### Problem details
Recast the data starting at the line that contains "What elements are" and ending at the line that contains "section-heading: Displaying Program" as a numbered list, omitting blank lines and including no other lines.

===== Provided information =====

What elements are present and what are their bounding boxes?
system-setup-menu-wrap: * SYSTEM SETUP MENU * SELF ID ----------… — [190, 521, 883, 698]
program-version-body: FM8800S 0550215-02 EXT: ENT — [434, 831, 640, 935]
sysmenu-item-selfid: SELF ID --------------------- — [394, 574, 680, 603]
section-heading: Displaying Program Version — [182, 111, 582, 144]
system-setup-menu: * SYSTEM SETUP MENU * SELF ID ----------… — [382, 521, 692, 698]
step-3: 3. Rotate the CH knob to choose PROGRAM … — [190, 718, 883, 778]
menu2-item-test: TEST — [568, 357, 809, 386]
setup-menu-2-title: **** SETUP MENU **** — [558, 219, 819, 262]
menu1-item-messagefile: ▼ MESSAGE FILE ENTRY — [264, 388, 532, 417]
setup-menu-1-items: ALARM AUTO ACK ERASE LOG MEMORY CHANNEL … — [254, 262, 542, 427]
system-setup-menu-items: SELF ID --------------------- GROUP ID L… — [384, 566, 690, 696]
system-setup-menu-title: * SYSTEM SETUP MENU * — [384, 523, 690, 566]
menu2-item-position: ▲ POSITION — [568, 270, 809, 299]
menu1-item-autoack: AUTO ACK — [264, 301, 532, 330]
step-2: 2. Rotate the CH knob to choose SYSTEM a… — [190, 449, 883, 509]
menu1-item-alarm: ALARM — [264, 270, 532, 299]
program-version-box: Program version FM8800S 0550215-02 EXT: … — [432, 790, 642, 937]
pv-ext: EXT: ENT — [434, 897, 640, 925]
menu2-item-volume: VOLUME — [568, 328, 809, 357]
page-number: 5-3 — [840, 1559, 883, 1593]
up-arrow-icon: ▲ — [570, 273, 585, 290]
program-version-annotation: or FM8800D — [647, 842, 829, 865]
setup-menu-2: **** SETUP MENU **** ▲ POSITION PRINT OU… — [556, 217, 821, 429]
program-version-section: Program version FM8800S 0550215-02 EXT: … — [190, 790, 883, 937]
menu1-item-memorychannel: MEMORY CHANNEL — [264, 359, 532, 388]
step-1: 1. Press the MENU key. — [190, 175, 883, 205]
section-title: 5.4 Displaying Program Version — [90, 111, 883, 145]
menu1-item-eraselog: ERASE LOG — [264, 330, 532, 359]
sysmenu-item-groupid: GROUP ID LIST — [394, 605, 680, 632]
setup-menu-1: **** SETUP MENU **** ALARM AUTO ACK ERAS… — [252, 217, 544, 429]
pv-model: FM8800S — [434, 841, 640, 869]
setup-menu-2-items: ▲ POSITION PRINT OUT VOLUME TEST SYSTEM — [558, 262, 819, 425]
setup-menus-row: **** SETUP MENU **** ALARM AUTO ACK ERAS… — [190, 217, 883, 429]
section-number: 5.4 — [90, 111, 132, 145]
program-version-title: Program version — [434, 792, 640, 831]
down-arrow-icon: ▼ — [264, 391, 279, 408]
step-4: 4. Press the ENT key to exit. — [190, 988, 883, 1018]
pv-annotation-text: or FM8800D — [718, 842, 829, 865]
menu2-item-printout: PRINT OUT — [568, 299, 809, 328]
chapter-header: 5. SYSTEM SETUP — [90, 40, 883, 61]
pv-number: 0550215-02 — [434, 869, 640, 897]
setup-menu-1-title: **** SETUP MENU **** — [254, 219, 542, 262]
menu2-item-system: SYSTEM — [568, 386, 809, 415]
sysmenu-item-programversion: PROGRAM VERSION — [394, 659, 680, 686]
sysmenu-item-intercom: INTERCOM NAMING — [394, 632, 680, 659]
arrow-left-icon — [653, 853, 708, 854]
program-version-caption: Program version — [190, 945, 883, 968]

=====
===== Provided information =====

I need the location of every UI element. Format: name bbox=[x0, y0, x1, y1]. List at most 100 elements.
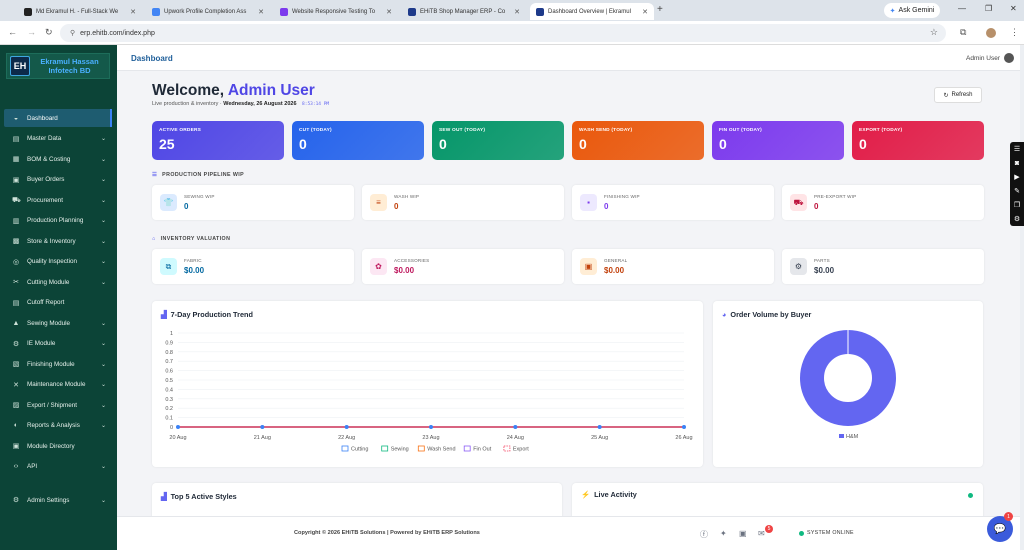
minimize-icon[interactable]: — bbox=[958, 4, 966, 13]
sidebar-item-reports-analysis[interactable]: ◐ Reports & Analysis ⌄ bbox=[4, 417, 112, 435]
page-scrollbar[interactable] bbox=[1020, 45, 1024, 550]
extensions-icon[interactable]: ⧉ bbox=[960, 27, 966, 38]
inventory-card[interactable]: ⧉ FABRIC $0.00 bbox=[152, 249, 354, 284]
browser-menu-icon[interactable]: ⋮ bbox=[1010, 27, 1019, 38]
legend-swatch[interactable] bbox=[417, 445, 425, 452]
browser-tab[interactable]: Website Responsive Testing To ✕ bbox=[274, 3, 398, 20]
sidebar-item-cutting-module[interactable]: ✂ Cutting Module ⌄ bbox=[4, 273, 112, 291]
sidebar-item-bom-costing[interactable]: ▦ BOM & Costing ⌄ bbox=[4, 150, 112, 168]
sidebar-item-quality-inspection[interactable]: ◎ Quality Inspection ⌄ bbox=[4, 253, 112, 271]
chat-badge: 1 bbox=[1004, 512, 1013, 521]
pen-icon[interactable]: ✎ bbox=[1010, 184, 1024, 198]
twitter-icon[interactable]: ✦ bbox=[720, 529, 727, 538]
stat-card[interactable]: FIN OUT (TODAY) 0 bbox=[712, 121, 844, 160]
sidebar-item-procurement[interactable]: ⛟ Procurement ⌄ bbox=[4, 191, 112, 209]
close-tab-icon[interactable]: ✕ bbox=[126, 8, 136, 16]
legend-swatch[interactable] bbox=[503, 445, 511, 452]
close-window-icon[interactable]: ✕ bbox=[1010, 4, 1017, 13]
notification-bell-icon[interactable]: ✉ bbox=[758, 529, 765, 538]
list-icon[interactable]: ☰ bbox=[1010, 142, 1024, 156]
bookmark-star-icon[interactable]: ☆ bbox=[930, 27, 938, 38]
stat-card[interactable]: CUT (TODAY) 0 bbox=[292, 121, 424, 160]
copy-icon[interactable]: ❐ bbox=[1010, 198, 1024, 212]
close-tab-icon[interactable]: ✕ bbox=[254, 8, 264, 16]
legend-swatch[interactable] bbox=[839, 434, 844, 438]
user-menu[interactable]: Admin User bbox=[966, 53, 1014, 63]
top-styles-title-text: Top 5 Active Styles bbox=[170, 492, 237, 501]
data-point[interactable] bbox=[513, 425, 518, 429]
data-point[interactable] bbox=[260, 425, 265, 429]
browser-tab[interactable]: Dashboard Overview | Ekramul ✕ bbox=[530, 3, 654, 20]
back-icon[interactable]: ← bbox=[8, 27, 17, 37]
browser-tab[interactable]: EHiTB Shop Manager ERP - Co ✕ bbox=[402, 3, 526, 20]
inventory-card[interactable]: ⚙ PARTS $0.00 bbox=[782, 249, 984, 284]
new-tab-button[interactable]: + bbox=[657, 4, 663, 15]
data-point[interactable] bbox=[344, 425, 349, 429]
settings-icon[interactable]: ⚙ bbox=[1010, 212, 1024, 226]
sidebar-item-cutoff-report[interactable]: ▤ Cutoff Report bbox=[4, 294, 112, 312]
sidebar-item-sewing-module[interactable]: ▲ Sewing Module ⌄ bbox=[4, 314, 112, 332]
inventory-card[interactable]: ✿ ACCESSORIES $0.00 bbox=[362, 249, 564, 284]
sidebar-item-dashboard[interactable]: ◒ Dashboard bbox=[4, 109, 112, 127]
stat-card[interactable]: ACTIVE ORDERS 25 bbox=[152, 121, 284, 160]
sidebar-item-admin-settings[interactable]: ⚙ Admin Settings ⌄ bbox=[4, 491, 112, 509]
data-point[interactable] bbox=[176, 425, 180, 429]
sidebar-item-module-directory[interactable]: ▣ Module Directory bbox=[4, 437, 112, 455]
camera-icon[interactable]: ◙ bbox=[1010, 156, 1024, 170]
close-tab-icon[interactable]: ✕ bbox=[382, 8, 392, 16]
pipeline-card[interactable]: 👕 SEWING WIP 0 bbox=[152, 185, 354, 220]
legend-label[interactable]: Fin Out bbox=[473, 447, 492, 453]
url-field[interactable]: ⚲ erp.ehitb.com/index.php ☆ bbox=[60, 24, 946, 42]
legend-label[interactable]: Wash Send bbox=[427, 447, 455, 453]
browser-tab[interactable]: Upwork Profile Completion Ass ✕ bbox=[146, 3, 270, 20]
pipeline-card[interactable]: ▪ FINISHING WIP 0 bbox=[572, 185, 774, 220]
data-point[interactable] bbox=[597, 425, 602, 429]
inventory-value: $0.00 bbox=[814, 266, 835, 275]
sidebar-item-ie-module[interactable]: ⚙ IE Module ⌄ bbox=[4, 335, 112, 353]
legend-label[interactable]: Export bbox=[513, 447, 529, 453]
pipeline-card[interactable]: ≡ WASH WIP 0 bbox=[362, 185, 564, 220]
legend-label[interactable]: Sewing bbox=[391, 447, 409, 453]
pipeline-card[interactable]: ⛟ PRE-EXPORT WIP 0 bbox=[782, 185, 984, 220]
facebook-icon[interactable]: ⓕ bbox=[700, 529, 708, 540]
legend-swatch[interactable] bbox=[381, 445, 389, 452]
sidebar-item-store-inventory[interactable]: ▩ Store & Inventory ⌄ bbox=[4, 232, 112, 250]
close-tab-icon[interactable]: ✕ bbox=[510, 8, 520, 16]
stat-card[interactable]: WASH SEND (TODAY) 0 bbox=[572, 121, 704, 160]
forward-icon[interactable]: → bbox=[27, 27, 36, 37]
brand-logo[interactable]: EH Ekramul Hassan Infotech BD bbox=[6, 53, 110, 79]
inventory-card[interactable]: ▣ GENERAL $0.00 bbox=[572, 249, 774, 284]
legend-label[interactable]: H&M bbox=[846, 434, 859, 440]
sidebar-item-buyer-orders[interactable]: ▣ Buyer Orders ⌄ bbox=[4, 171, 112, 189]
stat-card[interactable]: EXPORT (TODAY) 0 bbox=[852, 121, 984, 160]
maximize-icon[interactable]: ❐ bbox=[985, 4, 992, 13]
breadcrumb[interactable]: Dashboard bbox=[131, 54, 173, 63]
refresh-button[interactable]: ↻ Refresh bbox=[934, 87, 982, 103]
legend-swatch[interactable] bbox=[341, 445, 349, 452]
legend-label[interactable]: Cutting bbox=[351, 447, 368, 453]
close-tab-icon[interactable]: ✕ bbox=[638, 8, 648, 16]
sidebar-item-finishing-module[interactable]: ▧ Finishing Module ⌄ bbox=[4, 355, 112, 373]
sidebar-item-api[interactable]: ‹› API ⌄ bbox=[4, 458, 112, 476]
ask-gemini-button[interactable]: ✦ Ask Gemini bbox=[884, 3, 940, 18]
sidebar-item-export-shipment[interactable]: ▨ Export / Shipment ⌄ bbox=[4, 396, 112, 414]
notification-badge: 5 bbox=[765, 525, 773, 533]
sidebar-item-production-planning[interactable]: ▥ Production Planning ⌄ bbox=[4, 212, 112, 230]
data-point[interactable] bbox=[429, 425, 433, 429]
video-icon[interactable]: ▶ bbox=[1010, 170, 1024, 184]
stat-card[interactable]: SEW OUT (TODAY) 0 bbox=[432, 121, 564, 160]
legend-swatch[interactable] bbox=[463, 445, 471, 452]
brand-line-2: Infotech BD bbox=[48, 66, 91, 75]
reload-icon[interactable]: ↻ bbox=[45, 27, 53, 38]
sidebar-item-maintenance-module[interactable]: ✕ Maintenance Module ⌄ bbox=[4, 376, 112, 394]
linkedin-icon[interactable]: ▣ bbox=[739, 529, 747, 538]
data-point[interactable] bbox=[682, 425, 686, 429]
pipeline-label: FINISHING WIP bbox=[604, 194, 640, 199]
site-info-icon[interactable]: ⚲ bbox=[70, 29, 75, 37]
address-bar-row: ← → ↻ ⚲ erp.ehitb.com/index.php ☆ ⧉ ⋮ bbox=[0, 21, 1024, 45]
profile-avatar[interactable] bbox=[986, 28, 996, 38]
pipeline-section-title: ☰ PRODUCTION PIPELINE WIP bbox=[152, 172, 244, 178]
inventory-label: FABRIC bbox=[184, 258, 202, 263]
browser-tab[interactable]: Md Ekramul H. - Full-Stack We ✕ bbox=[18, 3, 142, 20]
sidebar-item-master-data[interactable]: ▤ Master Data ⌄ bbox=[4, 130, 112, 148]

=====

### The result
1. What elements are present and what are their bounding boxes?
2. system-setup-menu-wrap: * SYSTEM SETUP MENU * SELF ID ----------… — [190, 521, 883, 698]
3. program-version-body: FM8800S 0550215-02 EXT: ENT — [434, 831, 640, 935]
4. sysmenu-item-selfid: SELF ID --------------------- — [394, 574, 680, 603]
5. section-heading: Displaying Program Version — [182, 111, 582, 144]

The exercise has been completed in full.